§ EXERCISE DIRECTIONS: Quote the whole listing verbatim.

§ GIVEN DATA:
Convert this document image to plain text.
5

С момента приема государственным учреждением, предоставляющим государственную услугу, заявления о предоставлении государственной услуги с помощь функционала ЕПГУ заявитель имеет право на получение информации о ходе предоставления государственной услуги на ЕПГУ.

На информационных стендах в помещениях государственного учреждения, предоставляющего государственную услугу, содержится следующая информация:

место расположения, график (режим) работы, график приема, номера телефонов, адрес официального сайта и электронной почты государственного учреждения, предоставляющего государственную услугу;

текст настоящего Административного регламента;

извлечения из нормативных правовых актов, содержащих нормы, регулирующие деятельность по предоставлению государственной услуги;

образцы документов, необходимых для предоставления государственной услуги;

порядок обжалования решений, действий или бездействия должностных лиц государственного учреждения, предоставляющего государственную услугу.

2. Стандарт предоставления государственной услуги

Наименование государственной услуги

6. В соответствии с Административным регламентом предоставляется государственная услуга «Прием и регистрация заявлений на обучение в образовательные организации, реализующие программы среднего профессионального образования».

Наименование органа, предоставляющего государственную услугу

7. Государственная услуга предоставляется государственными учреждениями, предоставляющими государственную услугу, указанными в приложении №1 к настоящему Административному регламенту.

§ FULL OUTPUT:
Convert this document image to plain text.
5

С момента приема государственным учреждением, предоставляющим государственную услугу, заявления о предоставлении государственной услуги с помощь функционала ЕПГУ заявитель имеет право на получение информации о ходе предоставления государственной услуги на ЕПГУ.

На информационных стендах в помещениях государственного учреждения, предоставляющего государственную услугу, содержится следующая информация:

место расположения, график (режим) работы, график приема, номера телефонов, адрес официального сайта и электронной почты государственного учреждения, предоставляющего государственную услугу;

текст настоящего Административного регламента;

извлечения из нормативных правовых актов, содержащих нормы, регулирующие деятельность по предоставлению государственной услуги;

образцы документов, необходимых для предоставления государственной услуги;

порядок обжалования решений, действий или бездействия должностных лиц государственного учреждения, предоставляющего государственную услугу.

2. Стандарт предоставления государственной услуги

Наименование государственной услуги

6. В соответствии с Административным регламентом предоставляется государственная услуга «Прием и регистрация заявлений на обучение в образовательные организации, реализующие программы среднего профессионального образования».

Наименование органа, предоставляющего государственную услугу

7. Государственная услуга предоставляется государственными учреждениями, предоставляющими государственную услугу, указанными в приложении №1 к настоящему Административному регламенту.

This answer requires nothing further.